- PROBLEM STATEMENT
Print all of the entries exactly, minus the pictures.

- Saved entries
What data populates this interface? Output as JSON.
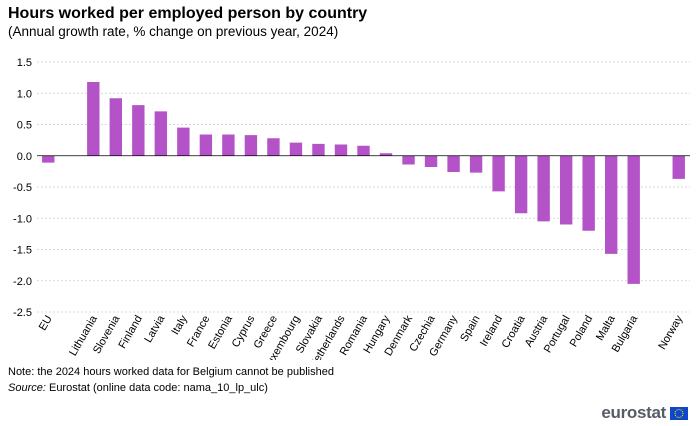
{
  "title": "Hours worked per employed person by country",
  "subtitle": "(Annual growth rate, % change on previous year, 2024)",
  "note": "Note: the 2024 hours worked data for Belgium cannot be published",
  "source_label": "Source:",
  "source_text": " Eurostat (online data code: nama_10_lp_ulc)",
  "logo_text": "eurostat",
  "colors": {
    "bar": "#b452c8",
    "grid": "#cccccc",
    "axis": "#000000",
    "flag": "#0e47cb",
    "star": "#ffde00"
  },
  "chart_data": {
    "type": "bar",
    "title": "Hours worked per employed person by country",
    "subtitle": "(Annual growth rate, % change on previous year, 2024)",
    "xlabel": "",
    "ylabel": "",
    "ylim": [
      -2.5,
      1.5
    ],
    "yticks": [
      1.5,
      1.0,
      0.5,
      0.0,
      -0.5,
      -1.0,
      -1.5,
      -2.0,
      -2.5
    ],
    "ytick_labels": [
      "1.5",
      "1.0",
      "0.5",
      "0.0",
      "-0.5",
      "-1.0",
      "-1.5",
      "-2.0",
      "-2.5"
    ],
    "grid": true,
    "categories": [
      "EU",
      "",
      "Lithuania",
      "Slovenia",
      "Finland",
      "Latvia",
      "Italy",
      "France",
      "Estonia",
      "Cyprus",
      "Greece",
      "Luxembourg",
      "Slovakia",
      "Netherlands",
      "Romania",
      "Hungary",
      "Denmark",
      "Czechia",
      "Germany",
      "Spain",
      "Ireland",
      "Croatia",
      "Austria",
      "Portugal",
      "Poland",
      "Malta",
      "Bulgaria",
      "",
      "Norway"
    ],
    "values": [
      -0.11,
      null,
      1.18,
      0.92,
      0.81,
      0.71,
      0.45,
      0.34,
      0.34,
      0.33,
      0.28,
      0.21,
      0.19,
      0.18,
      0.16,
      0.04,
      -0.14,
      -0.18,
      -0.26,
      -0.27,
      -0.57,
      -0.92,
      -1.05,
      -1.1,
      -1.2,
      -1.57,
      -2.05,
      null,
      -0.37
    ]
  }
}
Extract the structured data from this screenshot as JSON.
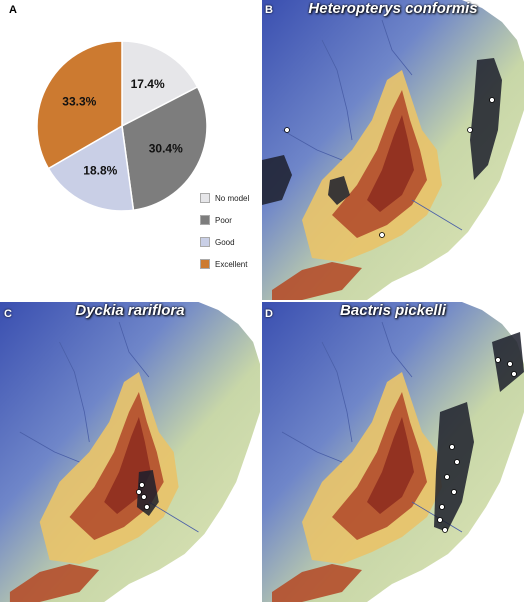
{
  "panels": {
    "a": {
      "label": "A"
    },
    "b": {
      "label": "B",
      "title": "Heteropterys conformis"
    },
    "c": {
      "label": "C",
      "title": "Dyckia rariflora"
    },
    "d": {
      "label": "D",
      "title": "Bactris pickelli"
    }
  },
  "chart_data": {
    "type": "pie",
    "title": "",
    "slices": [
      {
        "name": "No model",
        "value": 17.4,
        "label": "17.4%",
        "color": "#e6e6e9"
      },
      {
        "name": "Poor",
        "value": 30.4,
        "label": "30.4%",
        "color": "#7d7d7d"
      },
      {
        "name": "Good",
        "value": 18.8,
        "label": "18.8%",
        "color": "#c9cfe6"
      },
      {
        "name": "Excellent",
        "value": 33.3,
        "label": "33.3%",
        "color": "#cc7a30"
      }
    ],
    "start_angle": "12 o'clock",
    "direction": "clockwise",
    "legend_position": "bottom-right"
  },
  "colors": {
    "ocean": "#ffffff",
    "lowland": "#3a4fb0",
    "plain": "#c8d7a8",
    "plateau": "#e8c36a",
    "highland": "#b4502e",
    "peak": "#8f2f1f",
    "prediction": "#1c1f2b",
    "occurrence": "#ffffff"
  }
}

- WORKED SOLUTION
What data populates this interface? Output as JSON.
{
  "title": "Hours worked per employed person by country",
  "subtitle": "(Annual growth rate, % change on previous year, 2024)",
  "note": "Note: the 2024 hours worked data for Belgium cannot be published",
  "source_label": "Source:",
  "source_text": " Eurostat (online data code: nama_10_lp_ulc)",
  "logo_text": "eurostat",
  "colors": {
    "bar": "#b452c8",
    "grid": "#cccccc",
    "axis": "#000000",
    "flag": "#0e47cb",
    "star": "#ffde00"
  },
  "chart_data": {
    "type": "bar",
    "title": "Hours worked per employed person by country",
    "subtitle": "(Annual growth rate, % change on previous year, 2024)",
    "xlabel": "",
    "ylabel": "",
    "ylim": [
      -2.5,
      1.5
    ],
    "yticks": [
      1.5,
      1.0,
      0.5,
      0.0,
      -0.5,
      -1.0,
      -1.5,
      -2.0,
      -2.5
    ],
    "ytick_labels": [
      "1.5",
      "1.0",
      "0.5",
      "0.0",
      "-0.5",
      "-1.0",
      "-1.5",
      "-2.0",
      "-2.5"
    ],
    "grid": true,
    "categories": [
      "EU",
      "",
      "Lithuania",
      "Slovenia",
      "Finland",
      "Latvia",
      "Italy",
      "France",
      "Estonia",
      "Cyprus",
      "Greece",
      "Luxembourg",
      "Slovakia",
      "Netherlands",
      "Romania",
      "Hungary",
      "Denmark",
      "Czechia",
      "Germany",
      "Spain",
      "Ireland",
      "Croatia",
      "Austria",
      "Portugal",
      "Poland",
      "Malta",
      "Bulgaria",
      "",
      "Norway"
    ],
    "values": [
      -0.11,
      null,
      1.18,
      0.92,
      0.81,
      0.71,
      0.45,
      0.34,
      0.34,
      0.33,
      0.28,
      0.21,
      0.19,
      0.18,
      0.16,
      0.04,
      -0.14,
      -0.18,
      -0.26,
      -0.27,
      -0.57,
      -0.92,
      -1.05,
      -1.1,
      -1.2,
      -1.57,
      -2.05,
      null,
      -0.37
    ]
  }
}
Extract the structured data from this screenshot as JSON.
{
  "panels": {
    "a": {
      "label": "A"
    },
    "b": {
      "label": "B",
      "title": "Heteropterys conformis"
    },
    "c": {
      "label": "C",
      "title": "Dyckia rariflora"
    },
    "d": {
      "label": "D",
      "title": "Bactris pickelli"
    }
  },
  "chart_data": {
    "type": "pie",
    "title": "",
    "slices": [
      {
        "name": "No model",
        "value": 17.4,
        "label": "17.4%",
        "color": "#e6e6e9"
      },
      {
        "name": "Poor",
        "value": 30.4,
        "label": "30.4%",
        "color": "#7d7d7d"
      },
      {
        "name": "Good",
        "value": 18.8,
        "label": "18.8%",
        "color": "#c9cfe6"
      },
      {
        "name": "Excellent",
        "value": 33.3,
        "label": "33.3%",
        "color": "#cc7a30"
      }
    ],
    "start_angle": "12 o'clock",
    "direction": "clockwise",
    "legend_position": "bottom-right"
  },
  "colors": {
    "ocean": "#ffffff",
    "lowland": "#3a4fb0",
    "plain": "#c8d7a8",
    "plateau": "#e8c36a",
    "highland": "#b4502e",
    "peak": "#8f2f1f",
    "prediction": "#1c1f2b",
    "occurrence": "#ffffff"
  }
}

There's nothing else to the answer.